Set exercise
Repeat all of the material exactly as given.

Records for the exercise
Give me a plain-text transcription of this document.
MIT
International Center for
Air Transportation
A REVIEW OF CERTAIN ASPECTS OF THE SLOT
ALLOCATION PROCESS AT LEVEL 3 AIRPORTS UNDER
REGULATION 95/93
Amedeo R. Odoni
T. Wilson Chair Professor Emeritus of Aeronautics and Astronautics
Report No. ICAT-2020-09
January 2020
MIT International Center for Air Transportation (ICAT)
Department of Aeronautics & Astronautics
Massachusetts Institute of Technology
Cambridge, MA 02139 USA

Result of the exercise
Give me a plain-text transcription of this document.
MIT
International Center for
Air Transportation
A REVIEW OF CERTAIN ASPECTS OF THE SLOT
ALLOCATION PROCESS AT LEVEL 3 AIRPORTS UNDER
REGULATION 95/93
Amedeo R. Odoni
T. Wilson Chair Professor Emeritus of Aeronautics and Astronautics
Report No. ICAT-2020-09
January 2020
MIT International Center for Air Transportation (ICAT)
Department of Aeronautics & Astronautics
Massachusetts Institute of Technology
Cambridge, MA 02139 USA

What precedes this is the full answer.